• Written exercise: Without skipping anything, write out each record below exactly.

[Saved data entries]
* Begin *
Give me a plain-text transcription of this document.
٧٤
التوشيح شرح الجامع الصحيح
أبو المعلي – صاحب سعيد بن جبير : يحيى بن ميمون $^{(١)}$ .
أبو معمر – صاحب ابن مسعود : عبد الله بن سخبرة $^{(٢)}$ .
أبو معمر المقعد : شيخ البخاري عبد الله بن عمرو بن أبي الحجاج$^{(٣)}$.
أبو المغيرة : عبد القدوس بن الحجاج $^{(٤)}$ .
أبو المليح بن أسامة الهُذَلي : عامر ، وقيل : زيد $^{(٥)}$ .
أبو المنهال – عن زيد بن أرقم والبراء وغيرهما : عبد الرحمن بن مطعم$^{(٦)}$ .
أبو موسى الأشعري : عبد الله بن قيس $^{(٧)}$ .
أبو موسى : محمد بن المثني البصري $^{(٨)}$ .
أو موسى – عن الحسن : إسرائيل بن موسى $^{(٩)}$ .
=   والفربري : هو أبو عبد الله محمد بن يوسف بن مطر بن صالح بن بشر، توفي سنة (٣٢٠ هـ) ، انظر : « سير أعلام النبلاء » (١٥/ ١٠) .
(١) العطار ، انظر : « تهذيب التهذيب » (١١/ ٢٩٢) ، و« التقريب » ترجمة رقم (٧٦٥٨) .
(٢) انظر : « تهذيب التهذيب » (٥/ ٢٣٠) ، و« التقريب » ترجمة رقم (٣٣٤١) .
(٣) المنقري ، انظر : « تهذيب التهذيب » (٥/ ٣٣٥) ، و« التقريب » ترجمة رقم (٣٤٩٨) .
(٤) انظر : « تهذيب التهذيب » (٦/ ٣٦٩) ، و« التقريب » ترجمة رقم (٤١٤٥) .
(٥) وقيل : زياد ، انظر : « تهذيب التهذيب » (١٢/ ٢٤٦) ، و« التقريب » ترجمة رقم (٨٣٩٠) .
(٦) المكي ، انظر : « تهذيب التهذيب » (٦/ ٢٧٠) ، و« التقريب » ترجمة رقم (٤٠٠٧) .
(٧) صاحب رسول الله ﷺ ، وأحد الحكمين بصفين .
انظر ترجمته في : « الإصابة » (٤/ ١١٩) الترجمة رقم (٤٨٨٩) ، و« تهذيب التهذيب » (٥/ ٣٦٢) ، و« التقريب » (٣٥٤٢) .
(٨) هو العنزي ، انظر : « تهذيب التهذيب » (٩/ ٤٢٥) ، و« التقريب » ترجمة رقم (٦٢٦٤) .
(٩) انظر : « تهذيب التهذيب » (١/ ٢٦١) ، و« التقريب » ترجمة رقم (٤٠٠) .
* End *
• Complete output:
Give me a plain-text transcription of this document.
٧٤
التوشيح شرح الجامع الصحيح
أبو المعلي – صاحب سعيد بن جبير : يحيى بن ميمون $^{(١)}$ .
أبو معمر – صاحب ابن مسعود : عبد الله بن سخبرة $^{(٢)}$ .
أبو معمر المقعد : شيخ البخاري عبد الله بن عمرو بن أبي الحجاج$^{(٣)}$.
أبو المغيرة : عبد القدوس بن الحجاج $^{(٤)}$ .
أبو المليح بن أسامة الهُذَلي : عامر ، وقيل : زيد $^{(٥)}$ .
أبو المنهال – عن زيد بن أرقم والبراء وغيرهما : عبد الرحمن بن مطعم$^{(٦)}$ .
أبو موسى الأشعري : عبد الله بن قيس $^{(٧)}$ .
أبو موسى : محمد بن المثني البصري $^{(٨)}$ .
أو موسى – عن الحسن : إسرائيل بن موسى $^{(٩)}$ .
=   والفربري : هو أبو عبد الله محمد بن يوسف بن مطر بن صالح بن بشر، توفي سنة (٣٢٠ هـ) ، انظر : « سير أعلام النبلاء » (١٥/ ١٠) .
(١) العطار ، انظر : « تهذيب التهذيب » (١١/ ٢٩٢) ، و« التقريب » ترجمة رقم (٧٦٥٨) .
(٢) انظر : « تهذيب التهذيب » (٥/ ٢٣٠) ، و« التقريب » ترجمة رقم (٣٣٤١) .
(٣) المنقري ، انظر : « تهذيب التهذيب » (٥/ ٣٣٥) ، و« التقريب » ترجمة رقم (٣٤٩٨) .
(٤) انظر : « تهذيب التهذيب » (٦/ ٣٦٩) ، و« التقريب » ترجمة رقم (٤١٤٥) .
(٥) وقيل : زياد ، انظر : « تهذيب التهذيب » (١٢/ ٢٤٦) ، و« التقريب » ترجمة رقم (٨٣٩٠) .
(٦) المكي ، انظر : « تهذيب التهذيب » (٦/ ٢٧٠) ، و« التقريب » ترجمة رقم (٤٠٠٧) .
(٧) صاحب رسول الله ﷺ ، وأحد الحكمين بصفين .
انظر ترجمته في : « الإصابة » (٤/ ١١٩) الترجمة رقم (٤٨٨٩) ، و« تهذيب التهذيب » (٥/ ٣٦٢) ، و« التقريب » (٣٥٤٢) .
(٨) هو العنزي ، انظر : « تهذيب التهذيب » (٩/ ٤٢٥) ، و« التقريب » ترجمة رقم (٦٢٦٤) .
(٩) انظر : « تهذيب التهذيب » (١/ ٢٦١) ، و« التقريب » ترجمة رقم (٤٠٠) .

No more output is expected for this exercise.